◆ Exercise input ◆

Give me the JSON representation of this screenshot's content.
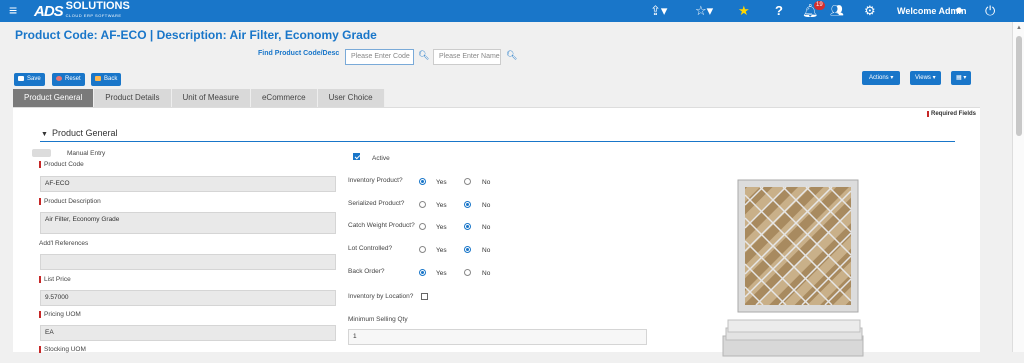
{
  "header": {
    "logo_mark": "ADS",
    "logo_word": "SOLUTIONS",
    "logo_tagline": "CLOUD ERP SOFTWARE",
    "notification_count": "19",
    "welcome": "Welcome Admin",
    "icons": [
      "menu-icon",
      "share-icon",
      "star-outline-icon",
      "star-filled-icon",
      "help-icon",
      "bell-icon",
      "users-icon",
      "gear-icon",
      "user-circle-icon",
      "power-icon"
    ]
  },
  "page": {
    "title": "Product Code:  AF-ECO | Description: Air Filter, Economy Grade",
    "find_label": "Find Product Code/Desc",
    "code_placeholder": "Please Enter Code",
    "name_placeholder": "Please Enter Name"
  },
  "toolbar": {
    "save": "Save",
    "reset": "Reset",
    "back": "Back",
    "actions": "Actions",
    "views": "Views"
  },
  "tabs": [
    "Product General",
    "Product Details",
    "Unit of Measure",
    "eCommerce",
    "User Choice"
  ],
  "form": {
    "required_fields": "Required Fields",
    "section_title": "Product General",
    "manual_entry": "Manual Entry",
    "product_code_label": "Product Code",
    "product_code_value": "AF-ECO",
    "product_desc_label": "Product Description",
    "product_desc_value": "Air Filter, Economy Grade",
    "addl_ref_label": "Add'l References",
    "addl_ref_value": "",
    "list_price_label": "List Price",
    "list_price_value": "9.57000",
    "pricing_uom_label": "Pricing UOM",
    "pricing_uom_value": "EA",
    "stocking_uom_label": "Stocking UOM",
    "active_label": "Active",
    "inventory_product_label": "Inventory Product?",
    "serialized_product_label": "Serialized Product?",
    "catch_weight_label": "Catch Weight Product?",
    "lot_controlled_label": "Lot Controlled?",
    "back_order_label": "Back Order?",
    "yes": "Yes",
    "no": "No",
    "inventory_by_location_label": "Inventory by Location?",
    "min_selling_qty_label": "Minimum Selling Qty",
    "min_selling_qty_value": "1",
    "radios": {
      "inventory_product": "Yes",
      "serialized_product": "No",
      "catch_weight": "No",
      "lot_controlled": "No",
      "back_order": "Yes"
    }
  },
  "colors": {
    "brand": "#1976c9",
    "required": "#c62828"
  }
}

◆ Objective ◆
Each record above should come back exactly the same, only without its pictures.

◆ Worked answer ◆
Give me the JSON representation of this screenshot's content.
{
  "header": {
    "logo_mark": "ADS",
    "logo_word": "SOLUTIONS",
    "logo_tagline": "CLOUD ERP SOFTWARE",
    "notification_count": "19",
    "welcome": "Welcome Admin",
    "icons": [
      "menu-icon",
      "share-icon",
      "star-outline-icon",
      "star-filled-icon",
      "help-icon",
      "bell-icon",
      "users-icon",
      "gear-icon",
      "user-circle-icon",
      "power-icon"
    ]
  },
  "page": {
    "title": "Product Code:  AF-ECO | Description: Air Filter, Economy Grade",
    "find_label": "Find Product Code/Desc",
    "code_placeholder": "Please Enter Code",
    "name_placeholder": "Please Enter Name"
  },
  "toolbar": {
    "save": "Save",
    "reset": "Reset",
    "back": "Back",
    "actions": "Actions",
    "views": "Views"
  },
  "tabs": [
    "Product General",
    "Product Details",
    "Unit of Measure",
    "eCommerce",
    "User Choice"
  ],
  "form": {
    "required_fields": "Required Fields",
    "section_title": "Product General",
    "manual_entry": "Manual Entry",
    "product_code_label": "Product Code",
    "product_code_value": "AF-ECO",
    "product_desc_label": "Product Description",
    "product_desc_value": "Air Filter, Economy Grade",
    "addl_ref_label": "Add'l References",
    "addl_ref_value": "",
    "list_price_label": "List Price",
    "list_price_value": "9.57000",
    "pricing_uom_label": "Pricing UOM",
    "pricing_uom_value": "EA",
    "stocking_uom_label": "Stocking UOM",
    "active_label": "Active",
    "inventory_product_label": "Inventory Product?",
    "serialized_product_label": "Serialized Product?",
    "catch_weight_label": "Catch Weight Product?",
    "lot_controlled_label": "Lot Controlled?",
    "back_order_label": "Back Order?",
    "yes": "Yes",
    "no": "No",
    "inventory_by_location_label": "Inventory by Location?",
    "min_selling_qty_label": "Minimum Selling Qty",
    "min_selling_qty_value": "1",
    "radios": {
      "inventory_product": "Yes",
      "serialized_product": "No",
      "catch_weight": "No",
      "lot_controlled": "No",
      "back_order": "Yes"
    }
  },
  "colors": {
    "brand": "#1976c9",
    "required": "#c62828"
  }
}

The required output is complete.